(Records that describe figures)
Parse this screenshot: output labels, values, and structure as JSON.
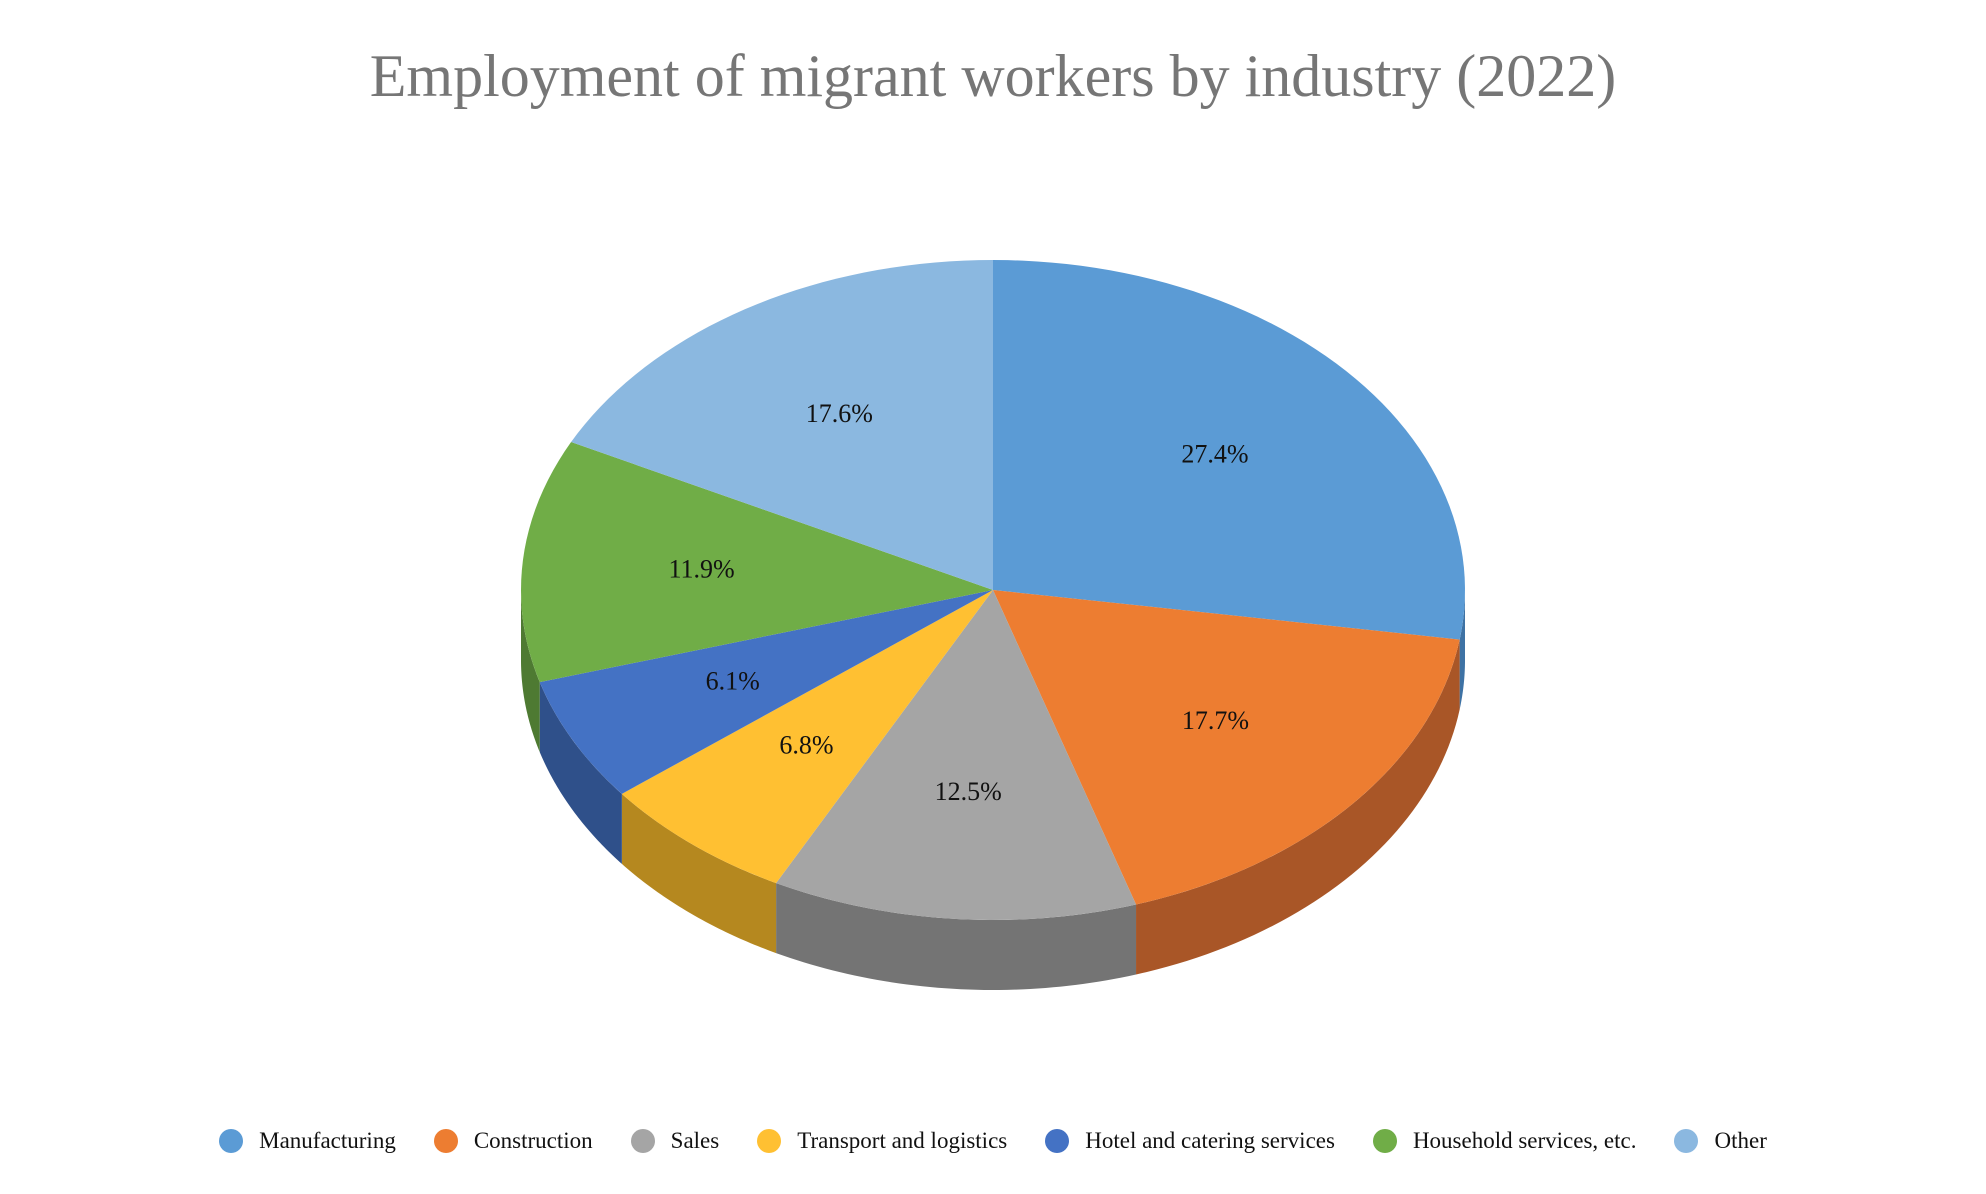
{
  "chart_data": {
    "type": "pie",
    "title": "Employment of migrant workers by industry (2022)",
    "value_format": "percent",
    "slices": [
      {
        "label": "Manufacturing",
        "value": 27.4,
        "display": "27.4%",
        "color": "#5B9BD5",
        "side_color": "#3E72A4"
      },
      {
        "label": "Construction",
        "value": 17.7,
        "display": "17.7%",
        "color": "#ED7D31",
        "side_color": "#A95627"
      },
      {
        "label": "Sales",
        "value": 12.5,
        "display": "12.5%",
        "color": "#A5A5A5",
        "side_color": "#747474"
      },
      {
        "label": "Transport and logistics",
        "value": 6.8,
        "display": "6.8%",
        "color": "#FFC032",
        "side_color": "#B5881F"
      },
      {
        "label": "Hotel and catering services",
        "value": 6.1,
        "display": "6.1%",
        "color": "#4472C4",
        "side_color": "#2F508A"
      },
      {
        "label": "Household services, etc.",
        "value": 11.9,
        "display": "11.9%",
        "color": "#70AD47",
        "side_color": "#4E7A32"
      },
      {
        "label": "Other",
        "value": 17.6,
        "display": "17.6%",
        "color": "#8BB8E0",
        "side_color": "#6690B8"
      }
    ],
    "legend_position": "bottom",
    "style": "3d"
  }
}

Request
Reproduce the records above exactly, leaving out every picture they contain.

Solution for this task
Parse this screenshot: output labels, values, and structure as JSON.
{
  "chart_data": {
    "type": "pie",
    "title": "Employment of migrant workers by industry (2022)",
    "value_format": "percent",
    "slices": [
      {
        "label": "Manufacturing",
        "value": 27.4,
        "display": "27.4%",
        "color": "#5B9BD5",
        "side_color": "#3E72A4"
      },
      {
        "label": "Construction",
        "value": 17.7,
        "display": "17.7%",
        "color": "#ED7D31",
        "side_color": "#A95627"
      },
      {
        "label": "Sales",
        "value": 12.5,
        "display": "12.5%",
        "color": "#A5A5A5",
        "side_color": "#747474"
      },
      {
        "label": "Transport and logistics",
        "value": 6.8,
        "display": "6.8%",
        "color": "#FFC032",
        "side_color": "#B5881F"
      },
      {
        "label": "Hotel and catering services",
        "value": 6.1,
        "display": "6.1%",
        "color": "#4472C4",
        "side_color": "#2F508A"
      },
      {
        "label": "Household services, etc.",
        "value": 11.9,
        "display": "11.9%",
        "color": "#70AD47",
        "side_color": "#4E7A32"
      },
      {
        "label": "Other",
        "value": 17.6,
        "display": "17.6%",
        "color": "#8BB8E0",
        "side_color": "#6690B8"
      }
    ],
    "legend_position": "bottom",
    "style": "3d"
  }
}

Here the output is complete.